Records that describe figures:
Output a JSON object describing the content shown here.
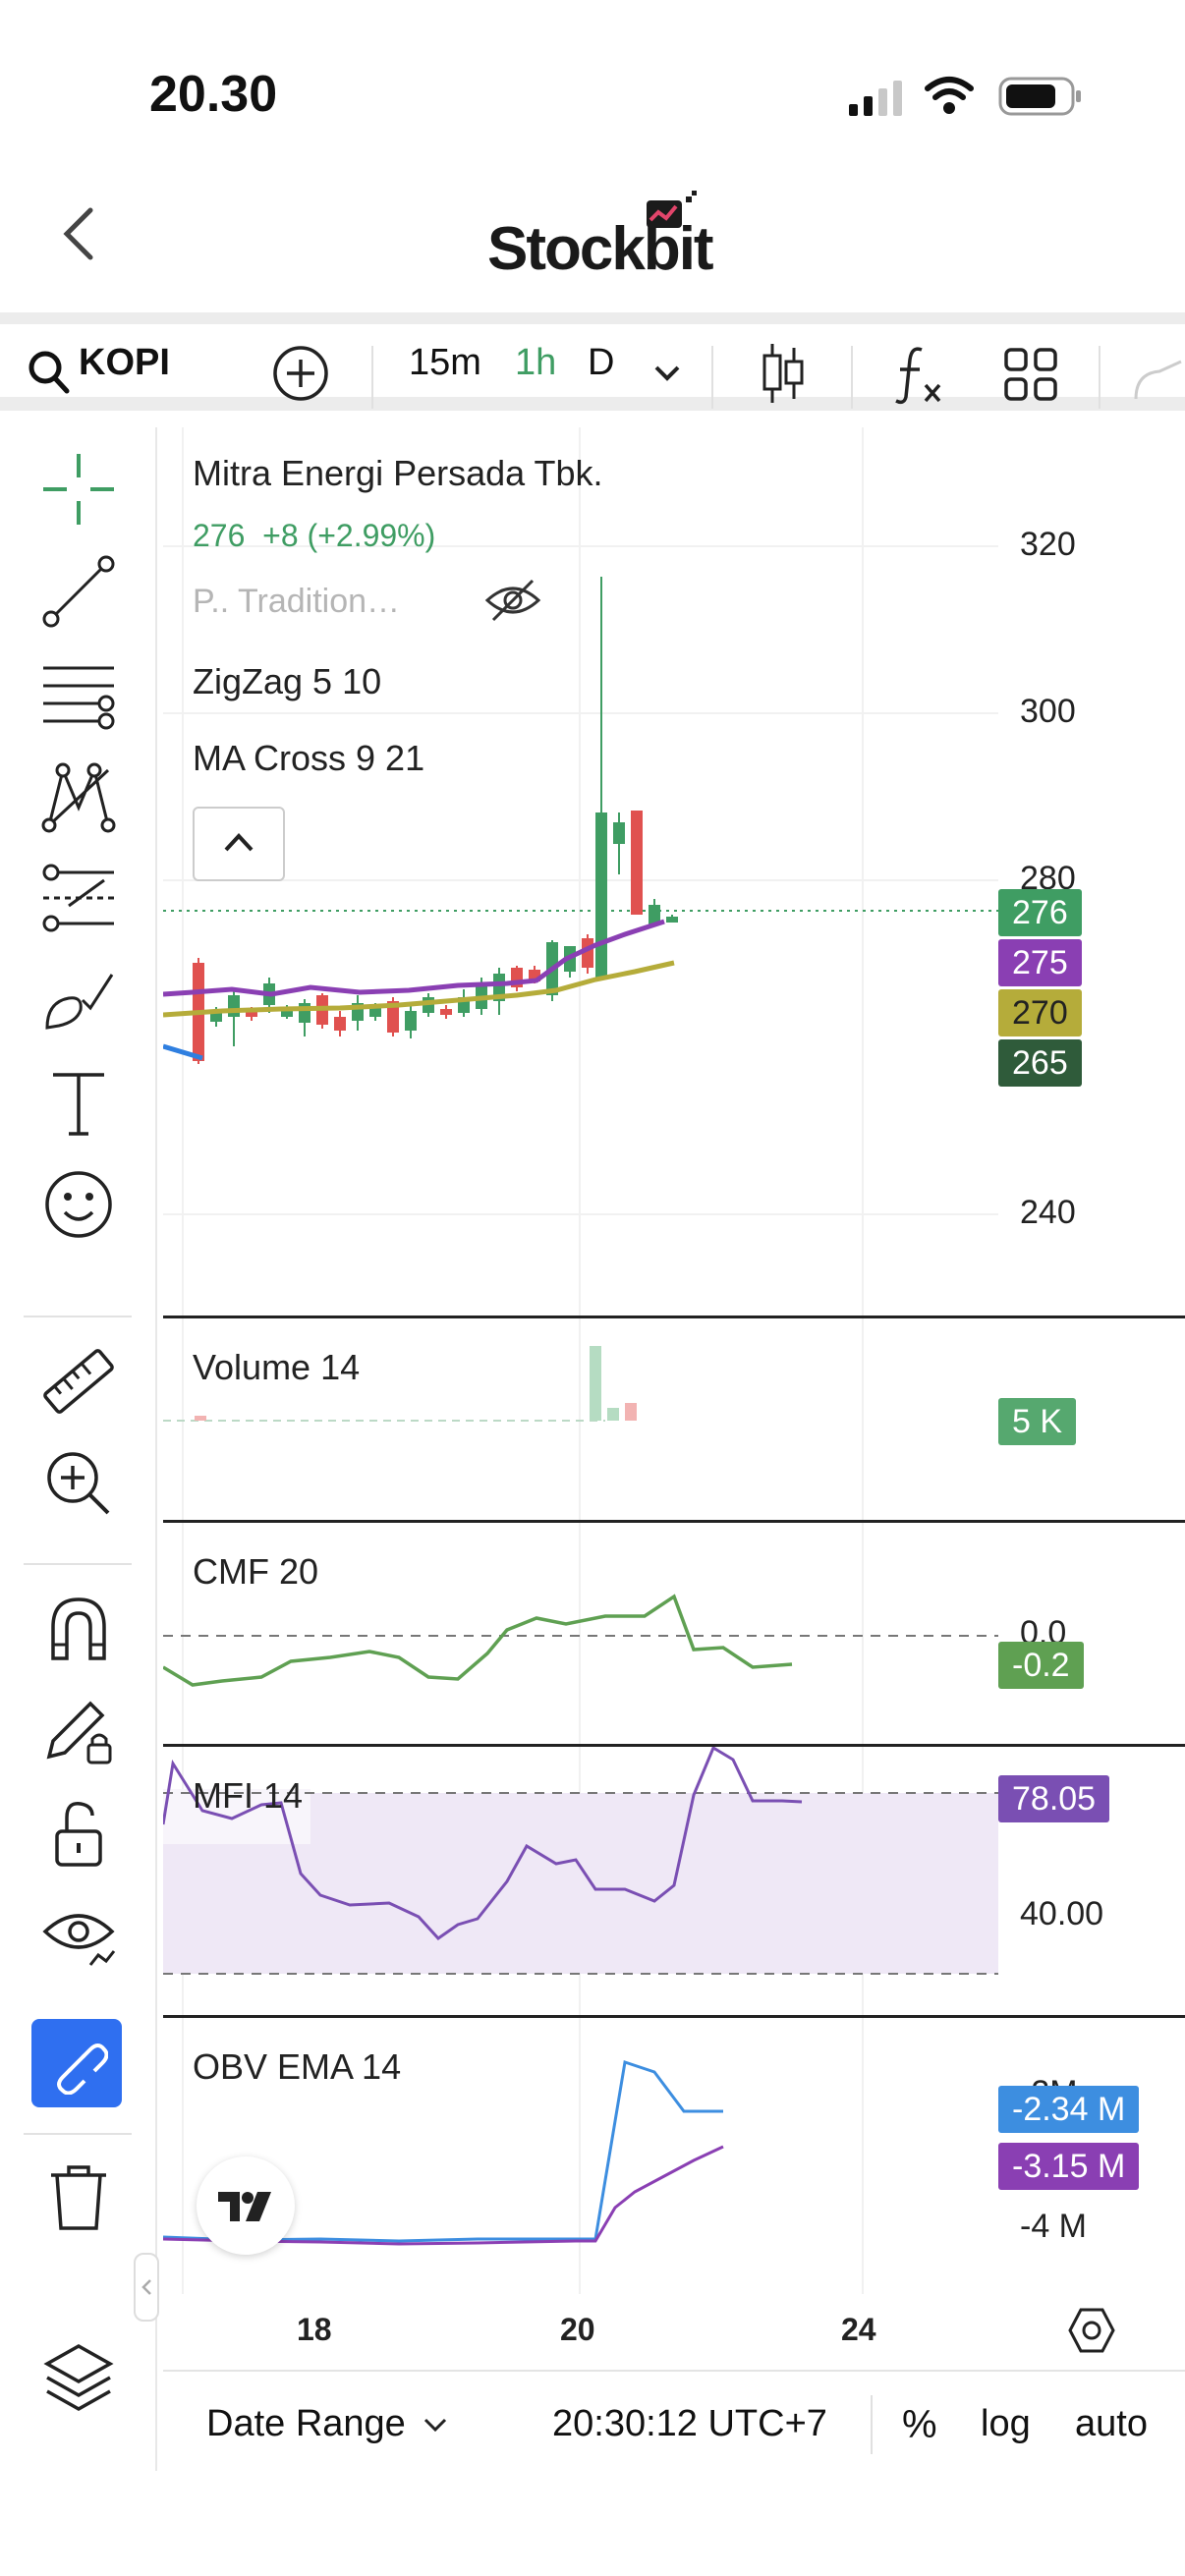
{
  "status_bar": {
    "time": "20.30"
  },
  "nav": {
    "brand": "Stockbit"
  },
  "toolbar": {
    "symbol": "KOPI",
    "intervals": [
      "15m",
      "1h",
      "D"
    ],
    "active_interval": "1h"
  },
  "legend": {
    "name": "Mitra Energi Persada Tbk.",
    "price": "276",
    "change": "+8 (+2.99%)",
    "session": "P.. Tradition…",
    "indicators": [
      "ZigZag 5 10",
      "MA Cross 9 21"
    ]
  },
  "price_axis": {
    "labels": [
      "320",
      "300",
      "280",
      "240"
    ]
  },
  "tags": [
    {
      "text": "276",
      "color": "#3f9d63"
    },
    {
      "text": "275",
      "color": "#8a3fb3"
    },
    {
      "text": "270",
      "color": "#b5ac3a"
    },
    {
      "text": "265",
      "color": "#2f5b3a"
    }
  ],
  "volume": {
    "title": "Volume 14",
    "tag": "5 K"
  },
  "cmf": {
    "title": "CMF 20",
    "zero": "0.0",
    "tag": "-0.2"
  },
  "mfi": {
    "title": "MFI 14",
    "tag": "78.05",
    "level": "40.00"
  },
  "obv": {
    "title": "OBV EMA 14",
    "top": "-2M",
    "tag1": "-2.34 M",
    "tag2": "-3.15 M",
    "bottom": "-4 M"
  },
  "time_axis": {
    "labels": [
      "18",
      "20",
      "24"
    ]
  },
  "footer": {
    "date_range": "Date Range",
    "clock": "20:30:12 UTC+7",
    "percent": "%",
    "log": "log",
    "auto": "auto"
  },
  "colors": {
    "up": "#3f9d63",
    "down": "#e0514f",
    "accent": "#2f6ff0",
    "mfi_fill": "#efe8f6"
  }
}
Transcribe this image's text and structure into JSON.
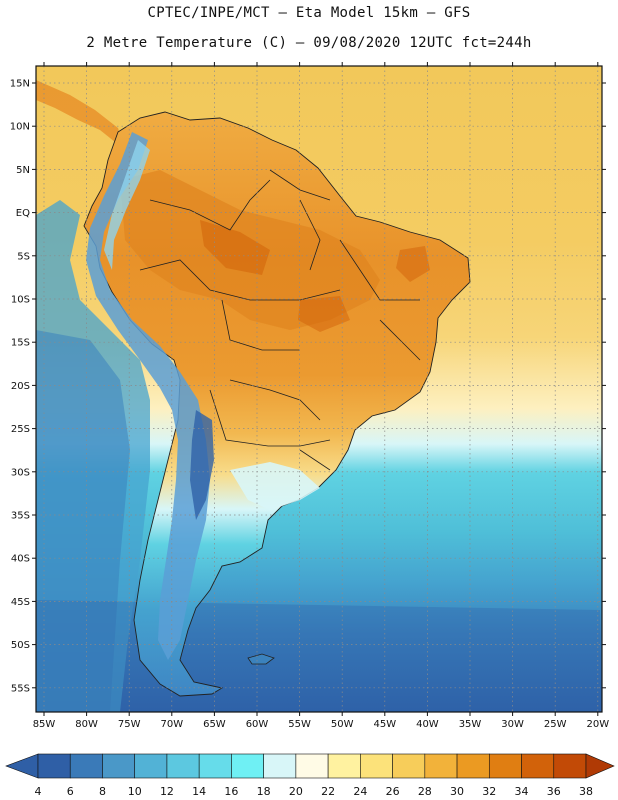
{
  "header": {
    "line1": "CPTEC/INPE/MCT –  Eta Model 15km – GFS",
    "line2": "2 Metre Temperature (C) – 09/08/2020 12UTC fct=244h"
  },
  "axes": {
    "lat_labels": [
      "15N",
      "10N",
      "5N",
      "EQ",
      "5S",
      "10S",
      "15S",
      "20S",
      "25S",
      "30S",
      "35S",
      "40S",
      "45S",
      "50S",
      "55S"
    ],
    "lon_labels": [
      "85W",
      "80W",
      "75W",
      "70W",
      "65W",
      "60W",
      "55W",
      "50W",
      "45W",
      "40W",
      "35W",
      "30W",
      "25W",
      "20W"
    ]
  },
  "colorbar": {
    "labels": [
      "4",
      "6",
      "8",
      "10",
      "12",
      "14",
      "16",
      "18",
      "20",
      "22",
      "24",
      "26",
      "28",
      "30",
      "32",
      "34",
      "36",
      "38"
    ],
    "colors": [
      "#2f5fa6",
      "#3a7ab8",
      "#4a98c8",
      "#52b2d6",
      "#5cc8e0",
      "#66dcea",
      "#6ff0f4",
      "#d8f6f8",
      "#fffbe6",
      "#fff2a0",
      "#fce27a",
      "#f7cd5a",
      "#f2b23a",
      "#eb9a22",
      "#e07e12",
      "#d2620a",
      "#c24a06",
      "#b03a05"
    ]
  },
  "field_colors": {
    "ocean_north": "#f2c85a",
    "ocean_north_light": "#f7d578",
    "subtropical": "#fdf0c0",
    "pale": "#d8f6f8",
    "cyan": "#5fd2e2",
    "cyan2": "#4fbfd8",
    "mid": "#45a3cf",
    "deep": "#3b82bd",
    "deepest": "#2f62a8",
    "land_hot": "#e8922a",
    "land_warm": "#f0ac42",
    "land_hotspot": "#d97a1e",
    "andes": "#5a9fd6",
    "andes_light": "#8fd3ee",
    "patagonia": "#3f86c4"
  }
}
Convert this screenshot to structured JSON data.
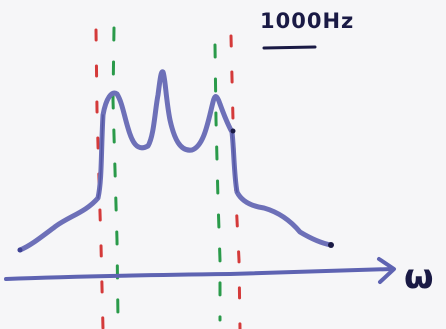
{
  "legend": {
    "label": "1000Hz"
  },
  "axis": {
    "label": "ω"
  },
  "colors": {
    "paper": "#f6f6f8",
    "spectrum_ink": "#6d70b8",
    "axis_ink": "#5e63b2",
    "dark_ink": "#1a1a45",
    "red_marker": "#d43a3a",
    "green_marker": "#2a9a4a"
  }
}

Do this: Copy each line holding the word "text" from the listing above.

Answer to the task:
      "text": "276",
      "text": "275",
      "text": "270",
      "text": "265",
Transcribe this image's text and structure into JSON.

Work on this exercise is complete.